Direction A -> Turn the entries, from their first line through the line containing "svg-text:0.35: 0.35 [737,421,779,446]" (both included), into a numbered list with blank lines omitted.

Page ->
What does it say about me when I say that the ridiculous climax was predictable? That I watch a lot of films with ridiculous endings for sure! Right from a few minutes after the interval, I sincerely hoped for it to not happen the way I expected it to unfold. Oh well, some things are just not meant to be.

Also, it is not like the parts before the climax are spectacular. Small town Bareilly is like any other Indian small towns (or cities) - narrow lanes, broken signboards, news of closing down businesses. The inhabitants pretend to understand the English language and take pride in it, small-time entrepreneurs are content with keeping their family happy.

Direction B -> Condense the film review's paragraph beginning "Also, it is not like" into two sentences, keeping its main points.

Available data ->
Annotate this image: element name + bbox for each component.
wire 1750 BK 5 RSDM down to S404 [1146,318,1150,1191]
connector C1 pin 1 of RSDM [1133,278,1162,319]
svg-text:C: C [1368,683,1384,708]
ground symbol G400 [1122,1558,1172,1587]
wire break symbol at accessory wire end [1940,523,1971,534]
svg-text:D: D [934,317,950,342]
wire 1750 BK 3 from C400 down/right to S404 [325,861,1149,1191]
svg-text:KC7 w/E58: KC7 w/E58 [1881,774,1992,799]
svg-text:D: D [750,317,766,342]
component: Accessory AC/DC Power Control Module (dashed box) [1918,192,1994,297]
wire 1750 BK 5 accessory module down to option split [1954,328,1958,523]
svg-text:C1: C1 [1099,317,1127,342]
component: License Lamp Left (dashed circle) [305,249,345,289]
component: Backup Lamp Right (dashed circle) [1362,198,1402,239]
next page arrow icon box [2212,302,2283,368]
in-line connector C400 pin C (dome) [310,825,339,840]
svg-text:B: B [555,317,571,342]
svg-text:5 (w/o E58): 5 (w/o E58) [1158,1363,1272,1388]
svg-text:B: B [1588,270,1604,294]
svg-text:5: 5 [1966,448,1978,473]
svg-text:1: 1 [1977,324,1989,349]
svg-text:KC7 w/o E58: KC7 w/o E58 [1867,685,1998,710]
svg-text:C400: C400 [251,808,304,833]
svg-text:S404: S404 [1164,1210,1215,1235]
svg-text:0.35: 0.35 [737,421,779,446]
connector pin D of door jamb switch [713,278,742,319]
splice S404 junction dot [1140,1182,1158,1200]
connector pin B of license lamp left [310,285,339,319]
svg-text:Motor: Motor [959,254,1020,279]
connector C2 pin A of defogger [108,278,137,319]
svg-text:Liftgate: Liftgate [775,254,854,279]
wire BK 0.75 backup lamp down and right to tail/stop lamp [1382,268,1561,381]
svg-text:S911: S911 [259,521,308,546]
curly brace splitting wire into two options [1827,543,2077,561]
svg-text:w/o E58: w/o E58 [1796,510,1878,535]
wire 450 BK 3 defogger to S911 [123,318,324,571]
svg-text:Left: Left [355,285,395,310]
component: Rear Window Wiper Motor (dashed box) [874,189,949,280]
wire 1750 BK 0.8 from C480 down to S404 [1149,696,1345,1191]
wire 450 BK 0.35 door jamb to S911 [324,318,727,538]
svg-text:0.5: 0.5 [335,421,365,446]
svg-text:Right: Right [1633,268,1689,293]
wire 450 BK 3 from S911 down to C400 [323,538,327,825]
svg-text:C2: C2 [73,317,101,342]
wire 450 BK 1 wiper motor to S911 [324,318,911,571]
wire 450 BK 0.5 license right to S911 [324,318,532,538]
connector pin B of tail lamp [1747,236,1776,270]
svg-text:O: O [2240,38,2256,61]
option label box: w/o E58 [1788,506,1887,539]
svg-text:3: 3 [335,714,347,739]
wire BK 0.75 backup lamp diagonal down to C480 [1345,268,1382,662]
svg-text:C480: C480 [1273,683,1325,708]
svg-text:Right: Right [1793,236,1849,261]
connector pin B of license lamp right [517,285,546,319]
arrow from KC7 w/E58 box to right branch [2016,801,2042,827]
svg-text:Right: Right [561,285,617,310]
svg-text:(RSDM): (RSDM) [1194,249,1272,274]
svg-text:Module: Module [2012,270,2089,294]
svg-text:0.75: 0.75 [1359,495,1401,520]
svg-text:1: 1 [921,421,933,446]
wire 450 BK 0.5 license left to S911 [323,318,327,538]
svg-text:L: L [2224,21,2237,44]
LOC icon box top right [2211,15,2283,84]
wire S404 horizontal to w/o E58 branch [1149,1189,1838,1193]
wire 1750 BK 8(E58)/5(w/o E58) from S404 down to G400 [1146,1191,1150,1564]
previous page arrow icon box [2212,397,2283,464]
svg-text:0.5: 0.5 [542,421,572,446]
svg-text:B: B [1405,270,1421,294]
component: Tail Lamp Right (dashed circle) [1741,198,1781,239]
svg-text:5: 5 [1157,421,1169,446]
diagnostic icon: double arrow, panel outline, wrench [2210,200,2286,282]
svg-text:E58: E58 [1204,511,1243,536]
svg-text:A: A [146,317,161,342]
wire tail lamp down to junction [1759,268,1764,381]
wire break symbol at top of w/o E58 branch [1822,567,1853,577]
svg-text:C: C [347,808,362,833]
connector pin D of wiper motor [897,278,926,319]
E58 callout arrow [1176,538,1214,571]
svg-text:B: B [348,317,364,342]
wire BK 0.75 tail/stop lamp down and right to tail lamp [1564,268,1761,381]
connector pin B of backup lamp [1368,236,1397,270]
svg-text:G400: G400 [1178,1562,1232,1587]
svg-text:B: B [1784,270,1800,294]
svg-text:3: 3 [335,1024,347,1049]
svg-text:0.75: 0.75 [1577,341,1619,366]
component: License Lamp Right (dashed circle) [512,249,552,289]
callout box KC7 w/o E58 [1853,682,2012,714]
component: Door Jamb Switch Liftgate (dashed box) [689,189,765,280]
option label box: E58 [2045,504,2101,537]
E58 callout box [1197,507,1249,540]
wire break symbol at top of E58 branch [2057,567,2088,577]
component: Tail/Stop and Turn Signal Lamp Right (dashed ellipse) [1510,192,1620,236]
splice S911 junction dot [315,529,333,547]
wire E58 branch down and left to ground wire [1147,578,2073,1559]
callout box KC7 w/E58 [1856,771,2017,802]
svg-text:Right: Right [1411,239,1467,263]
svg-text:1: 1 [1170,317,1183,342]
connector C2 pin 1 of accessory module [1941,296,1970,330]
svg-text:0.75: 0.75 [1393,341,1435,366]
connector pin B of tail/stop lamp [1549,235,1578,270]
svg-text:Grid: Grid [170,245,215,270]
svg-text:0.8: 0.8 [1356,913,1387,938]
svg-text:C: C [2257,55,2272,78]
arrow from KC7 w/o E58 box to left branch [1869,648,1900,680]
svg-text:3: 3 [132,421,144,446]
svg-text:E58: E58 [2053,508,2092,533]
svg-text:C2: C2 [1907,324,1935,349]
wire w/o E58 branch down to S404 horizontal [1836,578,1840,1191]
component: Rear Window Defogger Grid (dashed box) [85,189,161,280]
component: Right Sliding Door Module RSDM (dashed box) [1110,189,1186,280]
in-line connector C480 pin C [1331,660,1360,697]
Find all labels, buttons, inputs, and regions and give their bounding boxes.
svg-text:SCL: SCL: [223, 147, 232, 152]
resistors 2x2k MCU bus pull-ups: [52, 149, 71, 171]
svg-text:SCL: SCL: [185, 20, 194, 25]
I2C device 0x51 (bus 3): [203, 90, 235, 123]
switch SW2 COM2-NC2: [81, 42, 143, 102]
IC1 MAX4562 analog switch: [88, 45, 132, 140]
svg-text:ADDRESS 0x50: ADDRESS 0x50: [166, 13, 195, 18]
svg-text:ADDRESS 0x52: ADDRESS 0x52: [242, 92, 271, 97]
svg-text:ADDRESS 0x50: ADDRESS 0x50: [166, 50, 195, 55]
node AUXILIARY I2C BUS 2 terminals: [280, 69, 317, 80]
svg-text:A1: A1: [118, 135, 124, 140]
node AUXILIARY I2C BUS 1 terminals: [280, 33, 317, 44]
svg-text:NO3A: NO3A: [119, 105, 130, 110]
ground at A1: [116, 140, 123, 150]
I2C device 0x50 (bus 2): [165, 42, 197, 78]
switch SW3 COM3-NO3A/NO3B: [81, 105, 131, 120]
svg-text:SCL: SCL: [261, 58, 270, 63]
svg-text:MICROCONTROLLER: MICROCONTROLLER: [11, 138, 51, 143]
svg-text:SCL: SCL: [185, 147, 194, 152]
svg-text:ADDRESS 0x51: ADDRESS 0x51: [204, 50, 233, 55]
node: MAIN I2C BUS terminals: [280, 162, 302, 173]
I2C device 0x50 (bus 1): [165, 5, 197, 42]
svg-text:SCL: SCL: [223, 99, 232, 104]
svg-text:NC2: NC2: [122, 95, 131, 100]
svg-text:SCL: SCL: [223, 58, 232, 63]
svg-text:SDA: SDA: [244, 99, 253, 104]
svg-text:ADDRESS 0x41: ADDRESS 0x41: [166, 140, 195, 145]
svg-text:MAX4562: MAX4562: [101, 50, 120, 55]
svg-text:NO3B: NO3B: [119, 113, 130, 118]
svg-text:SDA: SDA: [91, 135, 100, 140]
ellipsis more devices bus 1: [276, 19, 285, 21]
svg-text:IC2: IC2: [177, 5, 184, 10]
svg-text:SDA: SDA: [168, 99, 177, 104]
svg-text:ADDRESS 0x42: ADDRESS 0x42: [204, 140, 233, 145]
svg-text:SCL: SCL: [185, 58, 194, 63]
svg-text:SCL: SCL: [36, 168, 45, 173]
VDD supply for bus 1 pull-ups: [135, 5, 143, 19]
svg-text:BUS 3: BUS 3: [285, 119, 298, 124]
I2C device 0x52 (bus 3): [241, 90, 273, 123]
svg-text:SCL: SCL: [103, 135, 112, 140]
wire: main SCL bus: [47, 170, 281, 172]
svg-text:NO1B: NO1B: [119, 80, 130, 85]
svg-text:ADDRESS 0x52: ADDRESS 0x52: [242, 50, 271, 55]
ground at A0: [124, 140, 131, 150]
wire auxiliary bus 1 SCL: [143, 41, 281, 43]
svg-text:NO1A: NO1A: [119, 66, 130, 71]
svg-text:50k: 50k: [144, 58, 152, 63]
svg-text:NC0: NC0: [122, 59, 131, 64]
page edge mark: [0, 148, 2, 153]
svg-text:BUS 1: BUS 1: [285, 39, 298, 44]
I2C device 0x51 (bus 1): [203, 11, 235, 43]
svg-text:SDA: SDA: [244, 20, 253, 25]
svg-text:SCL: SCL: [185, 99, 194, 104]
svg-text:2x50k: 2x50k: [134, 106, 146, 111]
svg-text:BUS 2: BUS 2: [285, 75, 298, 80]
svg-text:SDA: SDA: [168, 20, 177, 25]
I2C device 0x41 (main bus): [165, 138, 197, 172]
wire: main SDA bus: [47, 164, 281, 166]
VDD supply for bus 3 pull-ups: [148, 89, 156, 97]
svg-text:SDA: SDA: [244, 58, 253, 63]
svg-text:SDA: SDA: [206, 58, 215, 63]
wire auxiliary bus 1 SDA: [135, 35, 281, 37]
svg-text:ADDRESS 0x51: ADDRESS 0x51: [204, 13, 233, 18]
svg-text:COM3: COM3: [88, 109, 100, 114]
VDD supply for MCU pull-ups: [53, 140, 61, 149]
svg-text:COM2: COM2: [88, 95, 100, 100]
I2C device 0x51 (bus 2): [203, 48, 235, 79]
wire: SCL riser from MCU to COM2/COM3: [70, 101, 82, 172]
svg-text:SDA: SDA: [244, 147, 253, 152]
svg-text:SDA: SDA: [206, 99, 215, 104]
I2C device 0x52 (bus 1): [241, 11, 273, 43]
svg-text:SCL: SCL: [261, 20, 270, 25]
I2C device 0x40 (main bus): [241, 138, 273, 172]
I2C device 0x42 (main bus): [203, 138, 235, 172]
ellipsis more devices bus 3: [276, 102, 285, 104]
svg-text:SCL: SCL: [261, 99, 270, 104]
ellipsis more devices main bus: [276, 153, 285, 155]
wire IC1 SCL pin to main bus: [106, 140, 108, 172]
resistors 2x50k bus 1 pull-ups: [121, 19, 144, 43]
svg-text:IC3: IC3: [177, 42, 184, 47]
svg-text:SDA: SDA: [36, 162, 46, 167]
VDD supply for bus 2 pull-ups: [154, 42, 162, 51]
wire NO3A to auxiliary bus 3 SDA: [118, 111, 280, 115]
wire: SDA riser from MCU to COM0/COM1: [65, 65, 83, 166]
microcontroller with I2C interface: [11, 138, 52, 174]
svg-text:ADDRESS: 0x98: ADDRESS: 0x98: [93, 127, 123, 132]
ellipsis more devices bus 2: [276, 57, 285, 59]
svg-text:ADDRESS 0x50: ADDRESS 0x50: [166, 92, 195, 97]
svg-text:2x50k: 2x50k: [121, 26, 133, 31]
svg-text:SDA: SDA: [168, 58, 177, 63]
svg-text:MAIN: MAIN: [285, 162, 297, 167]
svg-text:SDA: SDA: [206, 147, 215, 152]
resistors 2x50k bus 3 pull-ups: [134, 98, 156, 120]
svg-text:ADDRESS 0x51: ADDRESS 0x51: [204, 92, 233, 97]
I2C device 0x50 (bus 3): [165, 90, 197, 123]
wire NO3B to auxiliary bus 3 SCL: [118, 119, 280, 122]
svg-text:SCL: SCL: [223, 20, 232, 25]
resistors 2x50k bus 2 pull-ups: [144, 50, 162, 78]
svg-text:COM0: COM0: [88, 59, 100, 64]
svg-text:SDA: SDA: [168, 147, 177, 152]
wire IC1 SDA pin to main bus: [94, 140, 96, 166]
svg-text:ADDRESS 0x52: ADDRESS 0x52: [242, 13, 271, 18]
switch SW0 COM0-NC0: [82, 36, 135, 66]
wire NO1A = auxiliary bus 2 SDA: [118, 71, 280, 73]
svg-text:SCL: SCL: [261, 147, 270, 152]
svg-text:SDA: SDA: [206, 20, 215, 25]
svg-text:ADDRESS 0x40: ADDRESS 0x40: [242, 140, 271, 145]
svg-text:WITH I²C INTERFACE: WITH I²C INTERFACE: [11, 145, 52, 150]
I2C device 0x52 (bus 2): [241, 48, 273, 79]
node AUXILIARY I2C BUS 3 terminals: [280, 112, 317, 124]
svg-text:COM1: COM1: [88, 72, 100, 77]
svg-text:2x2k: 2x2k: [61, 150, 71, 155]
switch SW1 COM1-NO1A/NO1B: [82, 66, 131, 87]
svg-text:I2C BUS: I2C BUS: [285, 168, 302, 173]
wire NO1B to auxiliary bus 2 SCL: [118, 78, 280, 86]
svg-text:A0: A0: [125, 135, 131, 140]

Full output A ->
1. Annotate this image: element name + bbox for each component.
2. wire 1750 BK 5 RSDM down to S404 [1146,318,1150,1191]
3. connector C1 pin 1 of RSDM [1133,278,1162,319]
4. svg-text:C: C [1368,683,1384,708]
5. ground symbol G400 [1122,1558,1172,1587]
6. wire break symbol at accessory wire end [1940,523,1971,534]
7. svg-text:D: D [934,317,950,342]
8. wire 1750 BK 3 from C400 down/right to S404 [325,861,1149,1191]
9. svg-text:KC7 w/E58: KC7 w/E58 [1881,774,1992,799]
10. svg-text:D: D [750,317,766,342]
11. component: Accessory AC/DC Power Control Module (dashed box) [1918,192,1994,297]
12. wire 1750 BK 5 accessory module down to option split [1954,328,1958,523]
13. svg-text:C1: C1 [1099,317,1127,342]
14. component: License Lamp Left (dashed circle) [305,249,345,289]
15. component: Backup Lamp Right (dashed circle) [1362,198,1402,239]
16. next page arrow icon box [2212,302,2283,368]
17. in-line connector C400 pin C (dome) [310,825,339,840]
18. svg-text:B: B [555,317,571,342]
19. svg-text:5 (w/o E58): 5 (w/o E58) [1158,1363,1272,1388]
20. svg-text:B: B [1588,270,1604,294]
21. svg-text:5: 5 [1966,448,1978,473]
22. svg-text:1: 1 [1977,324,1989,349]
23. svg-text:KC7 w/o E58: KC7 w/o E58 [1867,685,1998,710]
24. svg-text:C400: C400 [251,808,304,833]
25. svg-text:S404: S404 [1164,1210,1215,1235]
26. svg-text:0.35: 0.35 [737,421,779,446]

Full output B -> The parts before the climax are not spectacular either, and Bareilly is like any other Indian small town, with narrow lanes, broken signboards and news of businesses closing down. Its residents pretend to understand English and take pride in it, while small-time entrepreneurs are content to keep their families happy.